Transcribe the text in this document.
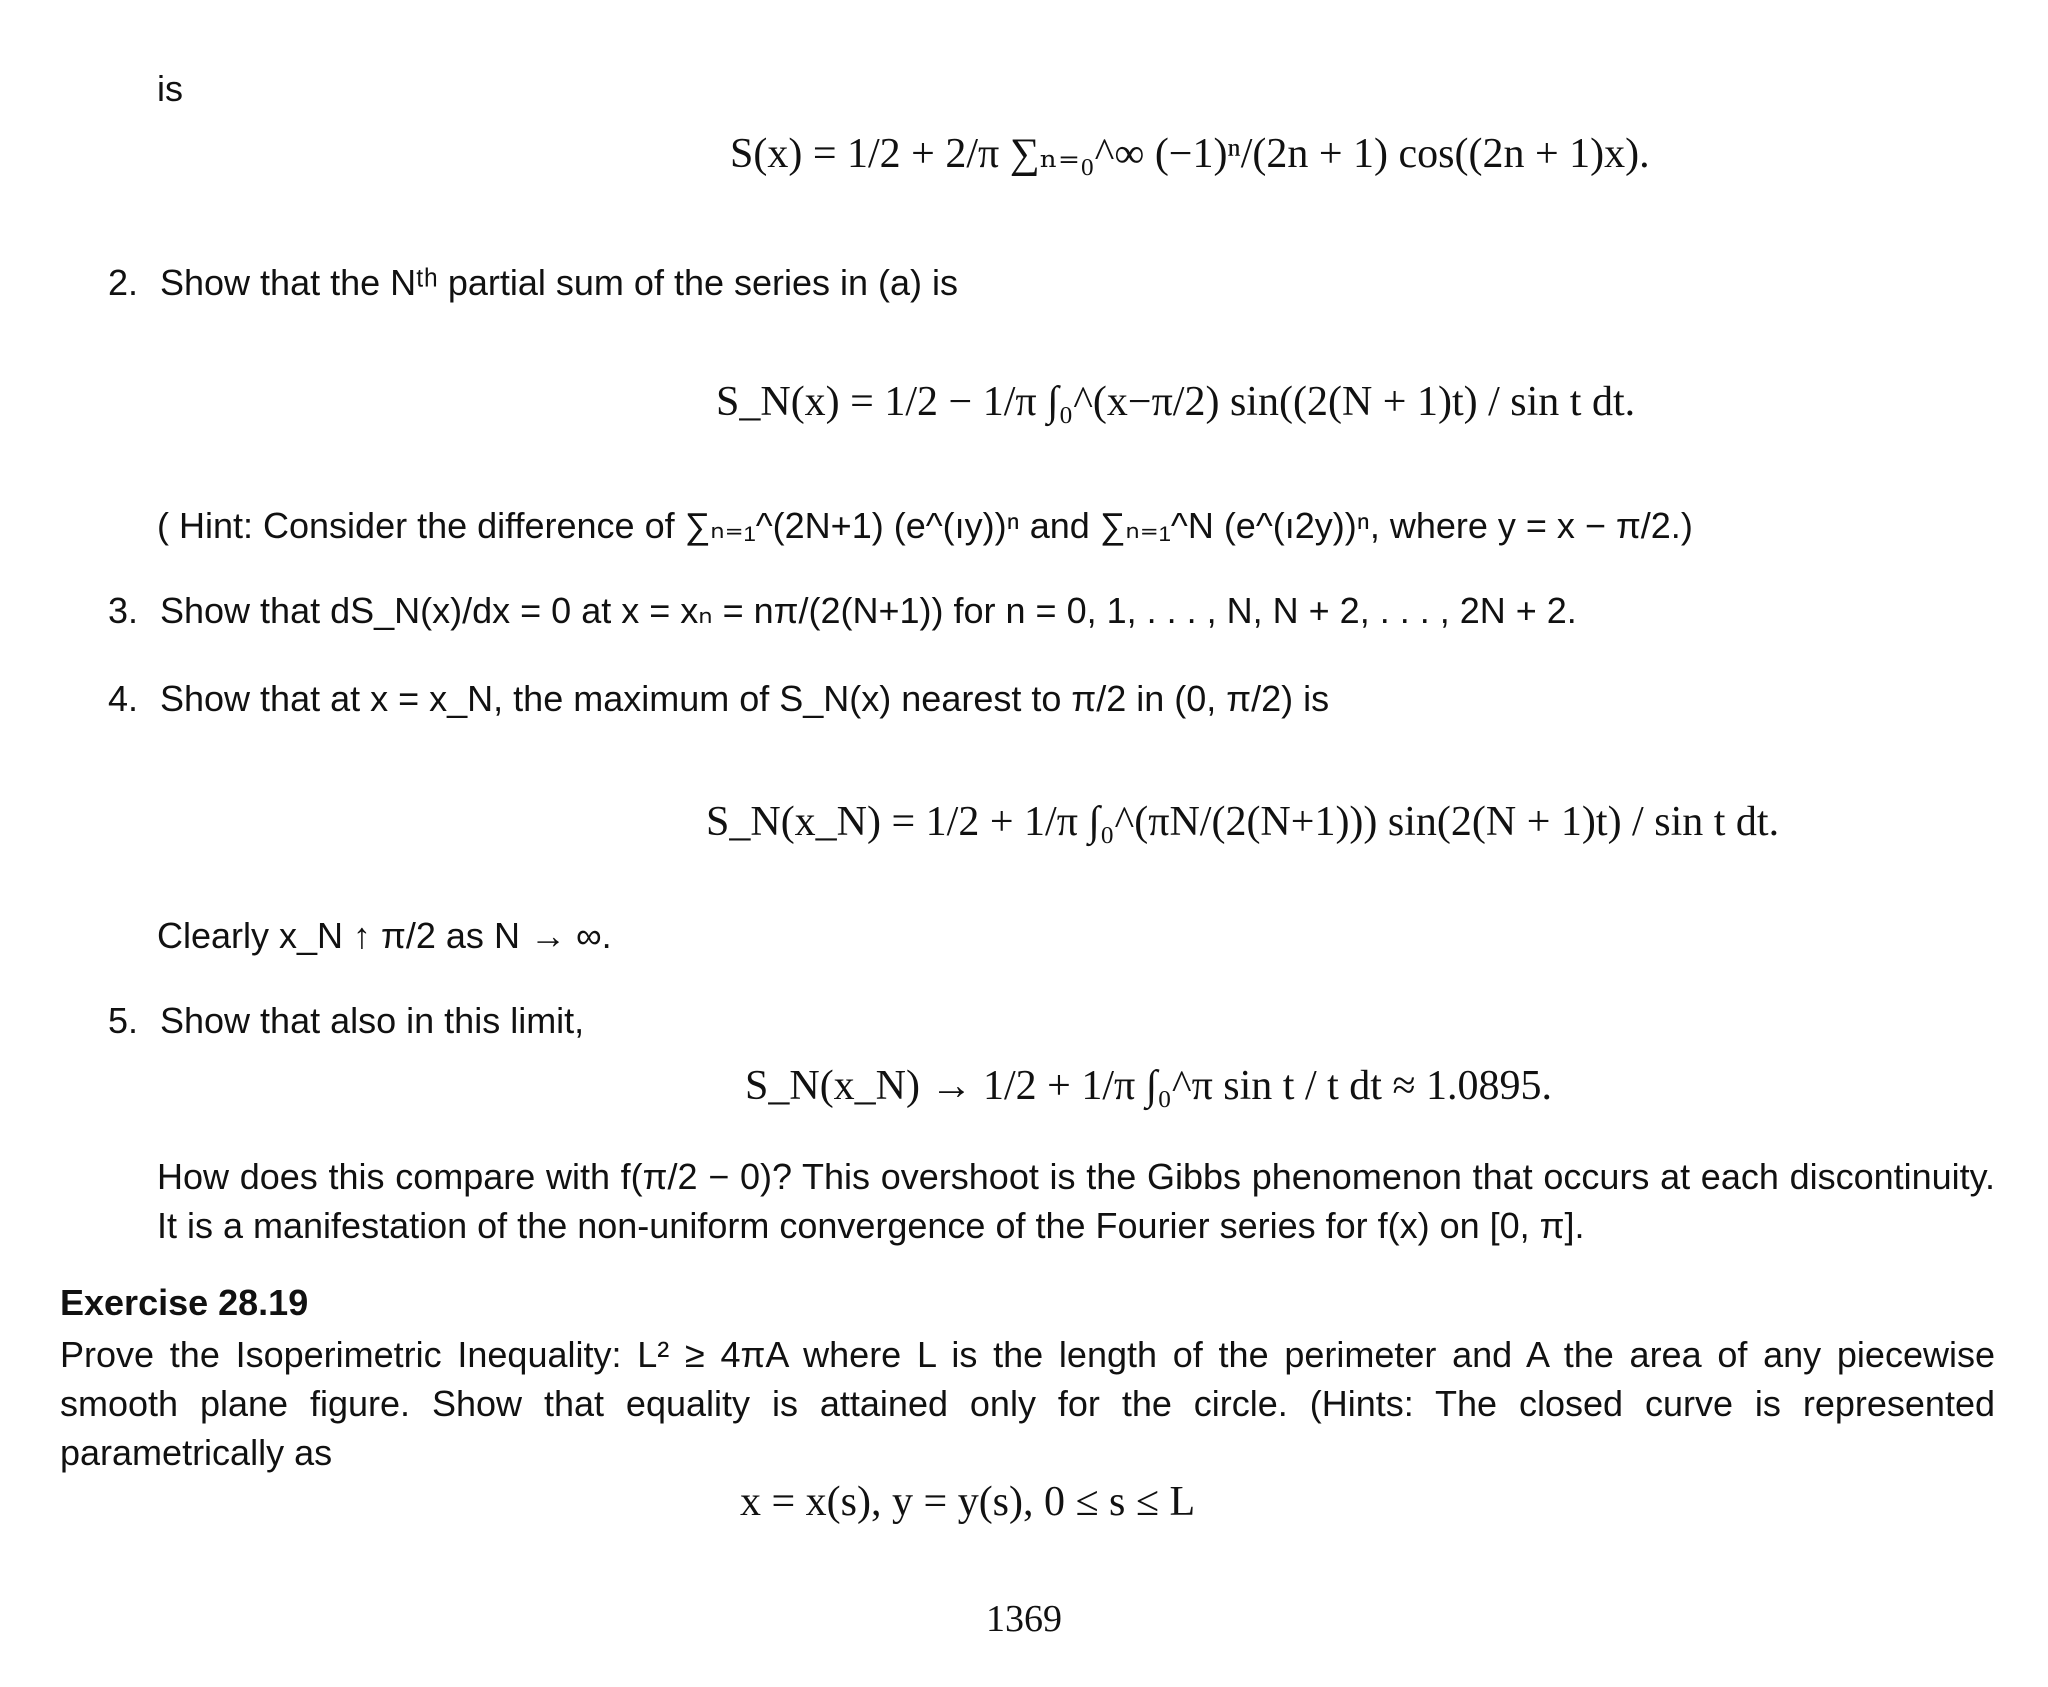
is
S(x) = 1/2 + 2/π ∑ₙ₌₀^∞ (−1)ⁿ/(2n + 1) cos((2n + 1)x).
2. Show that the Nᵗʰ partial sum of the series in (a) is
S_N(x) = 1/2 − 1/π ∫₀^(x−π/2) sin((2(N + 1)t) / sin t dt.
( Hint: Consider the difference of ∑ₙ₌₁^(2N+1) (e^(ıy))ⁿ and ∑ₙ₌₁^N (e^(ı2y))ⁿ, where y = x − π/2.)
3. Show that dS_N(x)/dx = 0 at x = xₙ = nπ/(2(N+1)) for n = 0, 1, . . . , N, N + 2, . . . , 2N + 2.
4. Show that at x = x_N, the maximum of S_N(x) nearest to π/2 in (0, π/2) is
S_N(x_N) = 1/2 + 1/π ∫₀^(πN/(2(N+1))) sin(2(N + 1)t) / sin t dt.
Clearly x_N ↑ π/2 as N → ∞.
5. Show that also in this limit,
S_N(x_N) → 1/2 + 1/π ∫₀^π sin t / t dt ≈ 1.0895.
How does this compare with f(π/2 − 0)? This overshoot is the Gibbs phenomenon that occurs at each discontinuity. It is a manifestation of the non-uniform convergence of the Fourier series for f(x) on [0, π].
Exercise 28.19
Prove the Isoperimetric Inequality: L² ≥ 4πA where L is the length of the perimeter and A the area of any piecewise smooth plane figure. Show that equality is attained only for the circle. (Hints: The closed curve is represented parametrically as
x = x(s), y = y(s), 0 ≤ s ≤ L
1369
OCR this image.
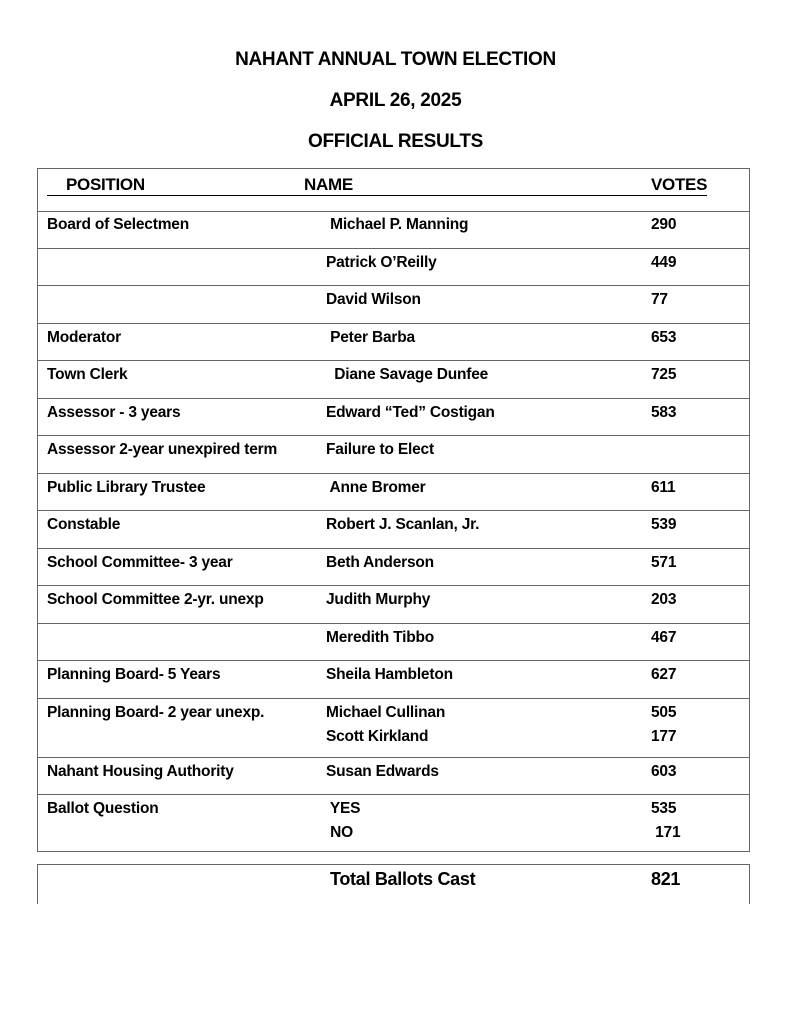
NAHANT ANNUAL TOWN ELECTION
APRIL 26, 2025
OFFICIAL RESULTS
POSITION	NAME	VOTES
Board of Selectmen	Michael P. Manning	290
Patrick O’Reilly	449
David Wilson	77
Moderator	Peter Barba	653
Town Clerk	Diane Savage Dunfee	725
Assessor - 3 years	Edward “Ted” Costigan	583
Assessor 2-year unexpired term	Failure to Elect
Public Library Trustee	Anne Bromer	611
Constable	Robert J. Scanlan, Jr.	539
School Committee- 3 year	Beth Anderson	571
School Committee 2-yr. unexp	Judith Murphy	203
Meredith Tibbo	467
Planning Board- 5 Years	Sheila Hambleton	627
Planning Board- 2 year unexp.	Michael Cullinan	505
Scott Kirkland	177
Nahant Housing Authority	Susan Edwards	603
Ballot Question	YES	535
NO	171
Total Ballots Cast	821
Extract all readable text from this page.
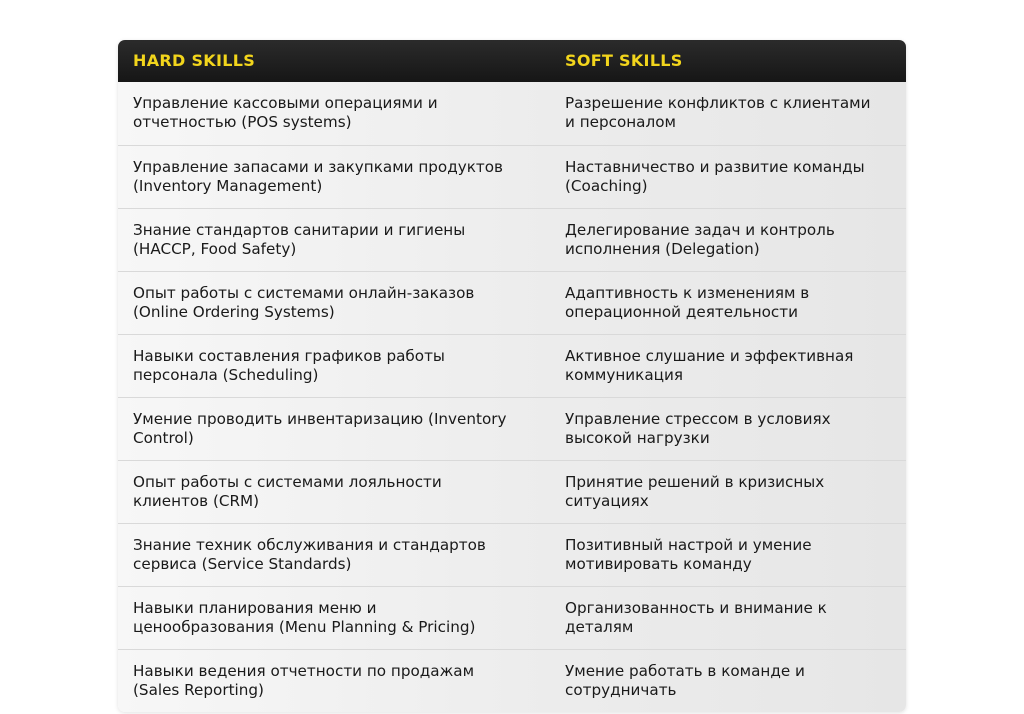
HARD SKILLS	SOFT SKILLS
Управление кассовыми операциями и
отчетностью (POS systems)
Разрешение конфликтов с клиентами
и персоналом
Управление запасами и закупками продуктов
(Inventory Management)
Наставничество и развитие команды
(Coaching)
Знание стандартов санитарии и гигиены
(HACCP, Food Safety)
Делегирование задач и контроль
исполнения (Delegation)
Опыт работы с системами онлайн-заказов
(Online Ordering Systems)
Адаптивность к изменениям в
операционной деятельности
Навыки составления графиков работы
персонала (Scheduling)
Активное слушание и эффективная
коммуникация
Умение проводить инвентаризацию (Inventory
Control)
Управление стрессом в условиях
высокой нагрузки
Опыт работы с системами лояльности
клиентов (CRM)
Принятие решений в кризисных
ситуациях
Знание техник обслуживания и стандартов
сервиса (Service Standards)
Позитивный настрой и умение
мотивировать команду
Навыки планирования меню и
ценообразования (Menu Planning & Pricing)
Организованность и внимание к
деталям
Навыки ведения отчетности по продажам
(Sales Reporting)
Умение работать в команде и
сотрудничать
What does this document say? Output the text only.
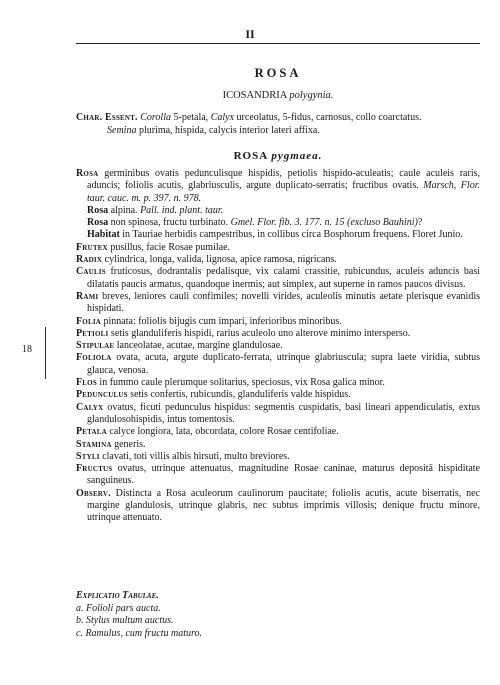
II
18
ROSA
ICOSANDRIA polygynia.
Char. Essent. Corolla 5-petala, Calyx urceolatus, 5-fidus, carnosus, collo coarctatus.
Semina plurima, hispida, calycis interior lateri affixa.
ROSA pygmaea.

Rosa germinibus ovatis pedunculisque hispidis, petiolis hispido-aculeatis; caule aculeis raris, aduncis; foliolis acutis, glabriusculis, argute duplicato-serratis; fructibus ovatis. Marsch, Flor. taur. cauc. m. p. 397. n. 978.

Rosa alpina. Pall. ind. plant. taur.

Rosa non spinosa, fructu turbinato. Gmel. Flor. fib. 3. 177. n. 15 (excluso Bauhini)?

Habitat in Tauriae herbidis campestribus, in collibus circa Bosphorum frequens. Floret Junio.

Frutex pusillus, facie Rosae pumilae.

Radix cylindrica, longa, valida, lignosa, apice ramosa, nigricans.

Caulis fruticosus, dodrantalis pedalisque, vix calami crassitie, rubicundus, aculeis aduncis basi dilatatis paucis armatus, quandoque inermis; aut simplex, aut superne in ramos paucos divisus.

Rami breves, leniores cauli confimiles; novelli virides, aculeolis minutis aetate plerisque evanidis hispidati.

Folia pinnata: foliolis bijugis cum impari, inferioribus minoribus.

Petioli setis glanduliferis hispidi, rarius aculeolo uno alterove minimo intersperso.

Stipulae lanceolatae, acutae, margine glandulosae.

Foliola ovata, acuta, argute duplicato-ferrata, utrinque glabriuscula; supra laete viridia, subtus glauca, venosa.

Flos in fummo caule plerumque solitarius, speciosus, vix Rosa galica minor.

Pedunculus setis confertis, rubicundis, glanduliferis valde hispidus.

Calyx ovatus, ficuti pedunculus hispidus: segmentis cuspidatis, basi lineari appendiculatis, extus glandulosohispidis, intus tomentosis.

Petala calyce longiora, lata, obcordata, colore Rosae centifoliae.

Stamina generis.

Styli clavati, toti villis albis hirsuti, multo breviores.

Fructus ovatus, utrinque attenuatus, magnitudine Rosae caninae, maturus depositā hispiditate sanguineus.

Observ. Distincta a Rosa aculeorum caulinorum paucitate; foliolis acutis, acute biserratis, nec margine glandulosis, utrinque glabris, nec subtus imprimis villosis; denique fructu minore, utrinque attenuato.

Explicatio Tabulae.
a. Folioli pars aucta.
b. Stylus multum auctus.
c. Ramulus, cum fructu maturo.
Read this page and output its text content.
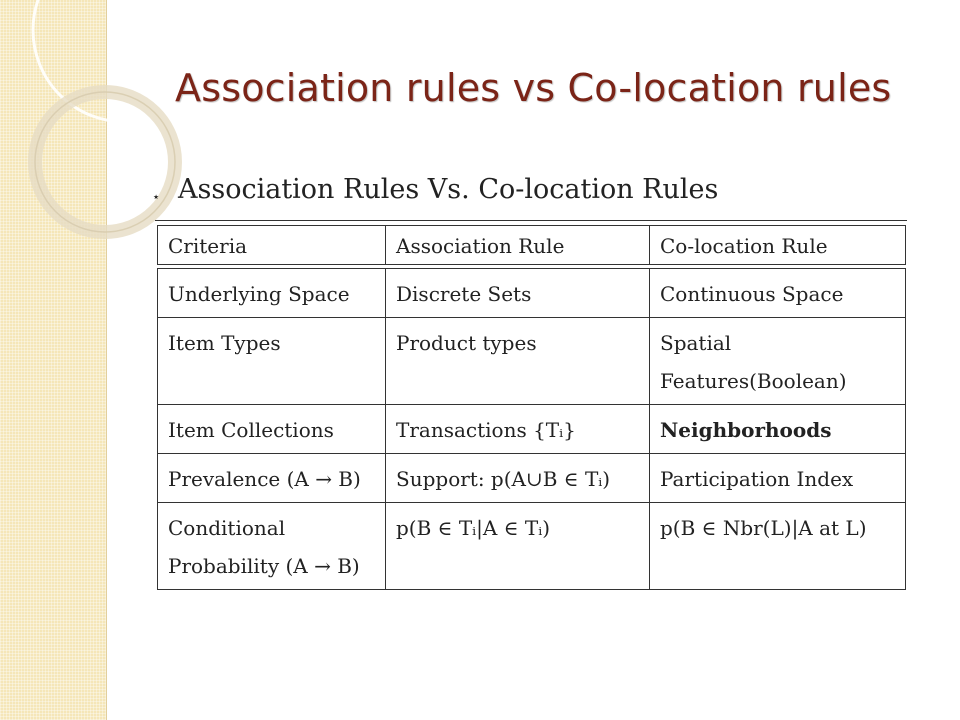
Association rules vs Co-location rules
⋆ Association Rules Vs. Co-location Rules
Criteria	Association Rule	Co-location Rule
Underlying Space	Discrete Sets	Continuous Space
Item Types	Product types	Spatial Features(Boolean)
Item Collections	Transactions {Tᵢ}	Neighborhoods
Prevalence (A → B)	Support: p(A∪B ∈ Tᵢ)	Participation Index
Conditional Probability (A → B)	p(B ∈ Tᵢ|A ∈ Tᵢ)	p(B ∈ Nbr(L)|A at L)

> [Objective]: Images in the data above are to be skipped. Retype all other material exactly.

> [Task solution]:
Transcribe the text in this document.
is
S(x) = 1/2 + 2/π ∑ₙ₌₀^∞ (−1)ⁿ/(2n + 1) cos((2n + 1)x).
2. Show that the Nᵗʰ partial sum of the series in (a) is
S_N(x) = 1/2 − 1/π ∫₀^(x−π/2) sin((2(N + 1)t) / sin t dt.
( Hint: Consider the difference of ∑ₙ₌₁^(2N+1) (e^(ıy))ⁿ and ∑ₙ₌₁^N (e^(ı2y))ⁿ, where y = x − π/2.)
3. Show that dS_N(x)/dx = 0 at x = xₙ = nπ/(2(N+1)) for n = 0, 1, . . . , N, N + 2, . . . , 2N + 2.
4. Show that at x = x_N, the maximum of S_N(x) nearest to π/2 in (0, π/2) is
S_N(x_N) = 1/2 + 1/π ∫₀^(πN/(2(N+1))) sin(2(N + 1)t) / sin t dt.
Clearly x_N ↑ π/2 as N → ∞.
5. Show that also in this limit,
S_N(x_N) → 1/2 + 1/π ∫₀^π sin t / t dt ≈ 1.0895.
How does this compare with f(π/2 − 0)? This overshoot is the Gibbs phenomenon that occurs at each discontinuity. It is a manifestation of the non-uniform convergence of the Fourier series for f(x) on [0, π].
Exercise 28.19
Prove the Isoperimetric Inequality: L² ≥ 4πA where L is the length of the perimeter and A the area of any piecewise smooth plane figure. Show that equality is attained only for the circle. (Hints: The closed curve is represented parametrically as
x = x(s), y = y(s), 0 ≤ s ≤ L
1369
OCR this image.
NAHANT ANNUAL TOWN ELECTION
APRIL 26, 2025
OFFICIAL RESULTS
POSITION	NAME	VOTES
Board of Selectmen	Michael P. Manning	290
Patrick O’Reilly	449
David Wilson	77
Moderator	Peter Barba	653
Town Clerk	Diane Savage Dunfee	725
Assessor - 3 years	Edward “Ted” Costigan	583
Assessor 2-year unexpired term	Failure to Elect
Public Library Trustee	Anne Bromer	611
Constable	Robert J. Scanlan, Jr.	539
School Committee- 3 year	Beth Anderson	571
School Committee 2-yr. unexp	Judith Murphy	203
Meredith Tibbo	467
Planning Board- 5 Years	Sheila Hambleton	627
Planning Board- 2 year unexp.	Michael Cullinan	505
Scott Kirkland	177
Nahant Housing Authority	Susan Edwards	603
Ballot Question	YES	535
NO	171
Total Ballots Cast	821
Extract all readable text from this page.
HARD SKILLS	SOFT SKILLS
Управление кассовыми операциями и
отчетностью (POS systems)
Разрешение конфликтов с клиентами
и персоналом
Управление запасами и закупками продуктов
(Inventory Management)
Наставничество и развитие команды
(Coaching)
Знание стандартов санитарии и гигиены
(HACCP, Food Safety)
Делегирование задач и контроль
исполнения (Delegation)
Опыт работы с системами онлайн-заказов
(Online Ordering Systems)
Адаптивность к изменениям в
операционной деятельности
Навыки составления графиков работы
персонала (Scheduling)
Активное слушание и эффективная
коммуникация
Умение проводить инвентаризацию (Inventory
Control)
Управление стрессом в условиях
высокой нагрузки
Опыт работы с системами лояльности
клиентов (CRM)
Принятие решений в кризисных
ситуациях
Знание техник обслуживания и стандартов
сервиса (Service Standards)
Позитивный настрой и умение
мотивировать команду
Навыки планирования меню и
ценообразования (Menu Planning & Pricing)
Организованность и внимание к
деталям
Навыки ведения отчетности по продажам
(Sales Reporting)
Умение работать в команде и
сотрудничать
What does this document say? Output the text only.
II
18
ROSA
ICOSANDRIA polygynia.
Char. Essent. Corolla 5-petala, Calyx urceolatus, 5-fidus, carnosus, collo coarctatus.
Semina plurima, hispida, calycis interior lateri affixa.
ROSA pygmaea.

Rosa germinibus ovatis pedunculisque hispidis, petiolis hispido-aculeatis; caule aculeis raris, aduncis; foliolis acutis, glabriusculis, argute duplicato-serratis; fructibus ovatis. Marsch, Flor. taur. cauc. m. p. 397. n. 978.

Rosa alpina. Pall. ind. plant. taur.

Rosa non spinosa, fructu turbinato. Gmel. Flor. fib. 3. 177. n. 15 (excluso Bauhini)?

Habitat in Tauriae herbidis campestribus, in collibus circa Bosphorum frequens. Floret Junio.

Frutex pusillus, facie Rosae pumilae.

Radix cylindrica, longa, valida, lignosa, apice ramosa, nigricans.

Caulis fruticosus, dodrantalis pedalisque, vix calami crassitie, rubicundus, aculeis aduncis basi dilatatis paucis armatus, quandoque inermis; aut simplex, aut superne in ramos paucos divisus.

Rami breves, leniores cauli confimiles; novelli virides, aculeolis minutis aetate plerisque evanidis hispidati.

Folia pinnata: foliolis bijugis cum impari, inferioribus minoribus.

Petioli setis glanduliferis hispidi, rarius aculeolo uno alterove minimo intersperso.

Stipulae lanceolatae, acutae, margine glandulosae.

Foliola ovata, acuta, argute duplicato-ferrata, utrinque glabriuscula; supra laete viridia, subtus glauca, venosa.

Flos in fummo caule plerumque solitarius, speciosus, vix Rosa galica minor.

Pedunculus setis confertis, rubicundis, glanduliferis valde hispidus.

Calyx ovatus, ficuti pedunculus hispidus: segmentis cuspidatis, basi lineari appendiculatis, extus glandulosohispidis, intus tomentosis.

Petala calyce longiora, lata, obcordata, colore Rosae centifoliae.

Stamina generis.

Styli clavati, toti villis albis hirsuti, multo breviores.

Fructus ovatus, utrinque attenuatus, magnitudine Rosae caninae, maturus depositā hispiditate sanguineus.

Observ. Distincta a Rosa aculeorum caulinorum paucitate; foliolis acutis, acute biserratis, nec margine glandulosis, utrinque glabris, nec subtus imprimis villosis; denique fructu minore, utrinque attenuato.

Explicatio Tabulae.
a. Folioli pars aucta.
b. Stylus multum auctus.
c. Ramulus, cum fructu maturo.
Read this page and output its text content.
Association rules vs Co-location rules
⋆ Association Rules Vs. Co-location Rules
Criteria	Association Rule	Co-location Rule
Underlying Space	Discrete Sets	Continuous Space
Item Types	Product types	Spatial Features(Boolean)
Item Collections	Transactions {Tᵢ}	Neighborhoods
Prevalence (A → B)	Support: p(A∪B ∈ Tᵢ)	Participation Index
Conditional Probability (A → B)	p(B ∈ Tᵢ|A ∈ Tᵢ)	p(B ∈ Nbr(L)|A at L)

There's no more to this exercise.